* _Supplied material_
==========

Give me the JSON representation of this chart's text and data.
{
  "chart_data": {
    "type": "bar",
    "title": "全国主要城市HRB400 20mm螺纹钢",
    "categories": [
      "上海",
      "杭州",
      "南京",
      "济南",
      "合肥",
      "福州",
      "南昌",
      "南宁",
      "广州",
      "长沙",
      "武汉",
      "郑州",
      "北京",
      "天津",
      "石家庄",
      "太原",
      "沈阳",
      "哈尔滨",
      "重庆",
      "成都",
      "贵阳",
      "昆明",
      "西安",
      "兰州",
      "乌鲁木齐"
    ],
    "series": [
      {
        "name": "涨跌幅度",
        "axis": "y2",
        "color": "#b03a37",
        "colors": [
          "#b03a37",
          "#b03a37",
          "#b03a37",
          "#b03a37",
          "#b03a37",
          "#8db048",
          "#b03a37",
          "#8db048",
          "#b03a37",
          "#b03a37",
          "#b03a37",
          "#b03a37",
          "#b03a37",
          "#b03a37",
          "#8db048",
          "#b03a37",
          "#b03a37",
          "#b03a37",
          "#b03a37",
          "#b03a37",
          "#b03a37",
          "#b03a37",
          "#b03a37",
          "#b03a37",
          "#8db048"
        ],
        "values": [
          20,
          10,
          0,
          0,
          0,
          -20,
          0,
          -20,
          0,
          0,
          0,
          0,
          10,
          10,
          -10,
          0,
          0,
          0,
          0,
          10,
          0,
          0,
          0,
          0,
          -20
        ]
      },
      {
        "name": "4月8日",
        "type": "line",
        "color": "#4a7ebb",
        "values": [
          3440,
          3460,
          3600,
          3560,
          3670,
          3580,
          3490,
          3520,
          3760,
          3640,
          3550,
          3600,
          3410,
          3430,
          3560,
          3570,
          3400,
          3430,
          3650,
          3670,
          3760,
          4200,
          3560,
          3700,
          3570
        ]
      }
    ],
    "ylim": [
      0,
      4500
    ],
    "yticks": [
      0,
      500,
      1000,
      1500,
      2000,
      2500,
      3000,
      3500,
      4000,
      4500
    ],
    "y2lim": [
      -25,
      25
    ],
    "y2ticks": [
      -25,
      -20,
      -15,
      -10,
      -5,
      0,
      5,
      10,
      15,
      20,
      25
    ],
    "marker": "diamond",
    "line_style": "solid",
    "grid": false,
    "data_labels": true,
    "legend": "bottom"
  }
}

==========

* _What is needed_
All of the entries should be written out again exactly.

* _Completed task_
Give me the JSON representation of this chart's text and data.
{
  "chart_data": {
    "type": "bar",
    "title": "全国主要城市HRB400 20mm螺纹钢",
    "categories": [
      "上海",
      "杭州",
      "南京",
      "济南",
      "合肥",
      "福州",
      "南昌",
      "南宁",
      "广州",
      "长沙",
      "武汉",
      "郑州",
      "北京",
      "天津",
      "石家庄",
      "太原",
      "沈阳",
      "哈尔滨",
      "重庆",
      "成都",
      "贵阳",
      "昆明",
      "西安",
      "兰州",
      "乌鲁木齐"
    ],
    "series": [
      {
        "name": "涨跌幅度",
        "axis": "y2",
        "color": "#b03a37",
        "colors": [
          "#b03a37",
          "#b03a37",
          "#b03a37",
          "#b03a37",
          "#b03a37",
          "#8db048",
          "#b03a37",
          "#8db048",
          "#b03a37",
          "#b03a37",
          "#b03a37",
          "#b03a37",
          "#b03a37",
          "#b03a37",
          "#8db048",
          "#b03a37",
          "#b03a37",
          "#b03a37",
          "#b03a37",
          "#b03a37",
          "#b03a37",
          "#b03a37",
          "#b03a37",
          "#b03a37",
          "#8db048"
        ],
        "values": [
          20,
          10,
          0,
          0,
          0,
          -20,
          0,
          -20,
          0,
          0,
          0,
          0,
          10,
          10,
          -10,
          0,
          0,
          0,
          0,
          10,
          0,
          0,
          0,
          0,
          -20
        ]
      },
      {
        "name": "4月8日",
        "type": "line",
        "color": "#4a7ebb",
        "values": [
          3440,
          3460,
          3600,
          3560,
          3670,
          3580,
          3490,
          3520,
          3760,
          3640,
          3550,
          3600,
          3410,
          3430,
          3560,
          3570,
          3400,
          3430,
          3650,
          3670,
          3760,
          4200,
          3560,
          3700,
          3570
        ]
      }
    ],
    "ylim": [
      0,
      4500
    ],
    "yticks": [
      0,
      500,
      1000,
      1500,
      2000,
      2500,
      3000,
      3500,
      4000,
      4500
    ],
    "y2lim": [
      -25,
      25
    ],
    "y2ticks": [
      -25,
      -20,
      -15,
      -10,
      -5,
      0,
      5,
      10,
      15,
      20,
      25
    ],
    "marker": "diamond",
    "line_style": "solid",
    "grid": false,
    "data_labels": true,
    "legend": "bottom"
  }
}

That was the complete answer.